'''

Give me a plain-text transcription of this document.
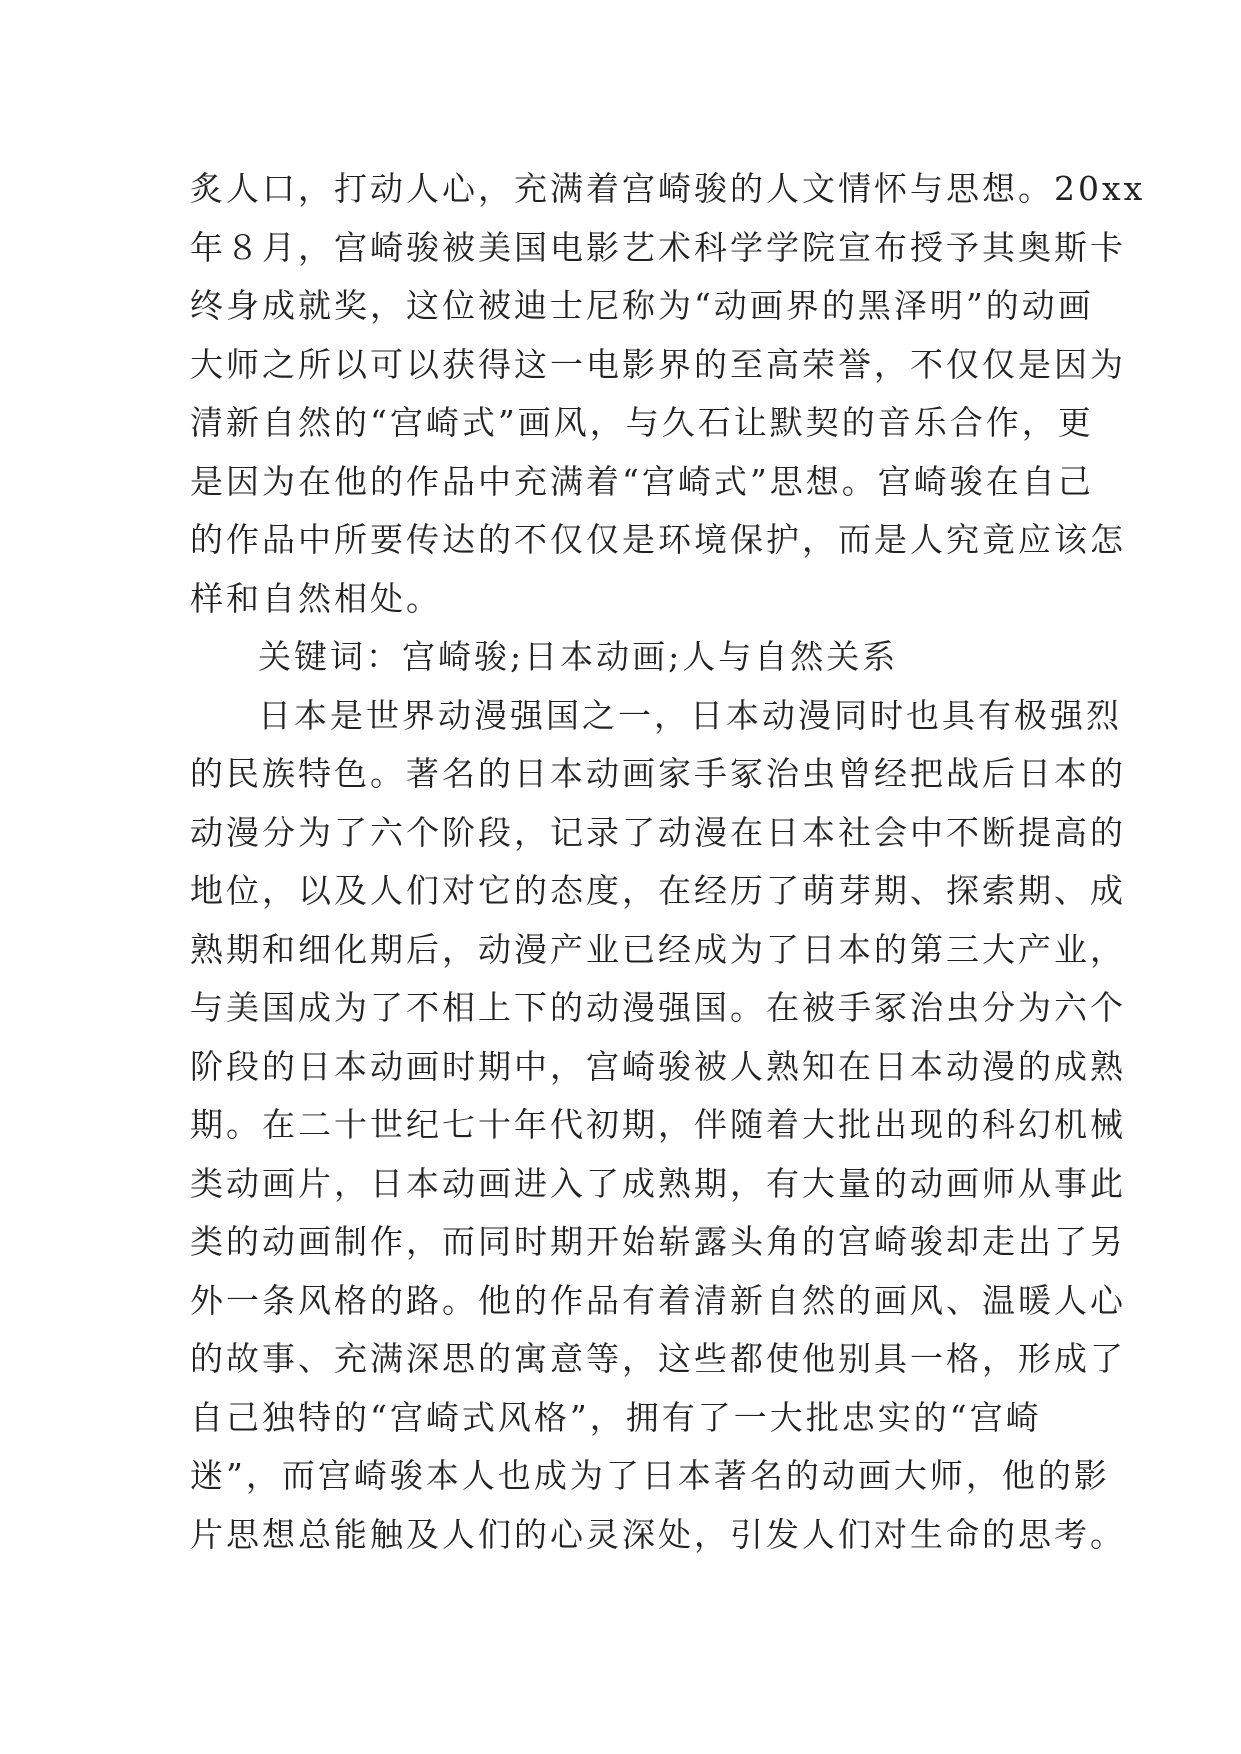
炙人口，打动人心，充满着宫崎骏的人文情怀与思想。20xx
年８月，宫崎骏被美国电影艺术科学学院宣布授予其奥斯卡
终身成就奖，这位被迪士尼称为“动画界的黑泽明”的动画
大师之所以可以获得这一电影界的至高荣誉，不仅仅是因为
清新自然的“宫崎式”画风，与久石让默契的音乐合作，更
是因为在他的作品中充满着“宫崎式”思想。宫崎骏在自己
的作品中所要传达的不仅仅是环境保护，而是人究竟应该怎
样和自然相处。
关键词：宫崎骏;日本动画;人与自然关系
日本是世界动漫强国之一，日本动漫同时也具有极强烈
的民族特色。著名的日本动画家手冢治虫曾经把战后日本的
动漫分为了六个阶段，记录了动漫在日本社会中不断提高的
地位，以及人们对它的态度，在经历了萌芽期、探索期、成
熟期和细化期后，动漫产业已经成为了日本的第三大产业，
与美国成为了不相上下的动漫强国。在被手冢治虫分为六个
阶段的日本动画时期中，宫崎骏被人熟知在日本动漫的成熟
期。在二十世纪七十年代初期，伴随着大批出现的科幻机械
类动画片，日本动画进入了成熟期，有大量的动画师从事此
类的动画制作，而同时期开始崭露头角的宫崎骏却走出了另
外一条风格的路。他的作品有着清新自然的画风、温暖人心
的故事、充满深思的寓意等，这些都使他别具一格，形成了
自己独特的“宫崎式风格”，拥有了一大批忠实的“宫崎
迷”，而宫崎骏本人也成为了日本著名的动画大师，他的影
片思想总能触及人们的心灵深处，引发人们对生命的思考。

'''

Write out the listing above exactly as it stands, pictures excluded.

-- SOLVED EXERCISE --
Give me a plain-text transcription of this document.
炙人口，打动人心，充满着宫崎骏的人文情怀与思想。20xx
年８月，宫崎骏被美国电影艺术科学学院宣布授予其奥斯卡
终身成就奖，这位被迪士尼称为“动画界的黑泽明”的动画
大师之所以可以获得这一电影界的至高荣誉，不仅仅是因为
清新自然的“宫崎式”画风，与久石让默契的音乐合作，更
是因为在他的作品中充满着“宫崎式”思想。宫崎骏在自己
的作品中所要传达的不仅仅是环境保护，而是人究竟应该怎
样和自然相处。
关键词：宫崎骏;日本动画;人与自然关系
日本是世界动漫强国之一，日本动漫同时也具有极强烈
的民族特色。著名的日本动画家手冢治虫曾经把战后日本的
动漫分为了六个阶段，记录了动漫在日本社会中不断提高的
地位，以及人们对它的态度，在经历了萌芽期、探索期、成
熟期和细化期后，动漫产业已经成为了日本的第三大产业，
与美国成为了不相上下的动漫强国。在被手冢治虫分为六个
阶段的日本动画时期中，宫崎骏被人熟知在日本动漫的成熟
期。在二十世纪七十年代初期，伴随着大批出现的科幻机械
类动画片，日本动画进入了成熟期，有大量的动画师从事此
类的动画制作，而同时期开始崭露头角的宫崎骏却走出了另
外一条风格的路。他的作品有着清新自然的画风、温暖人心
的故事、充满深思的寓意等，这些都使他别具一格，形成了
自己独特的“宫崎式风格”，拥有了一大批忠实的“宫崎
迷”，而宫崎骏本人也成为了日本著名的动画大师，他的影
片思想总能触及人们的心灵深处，引发人们对生命的思考。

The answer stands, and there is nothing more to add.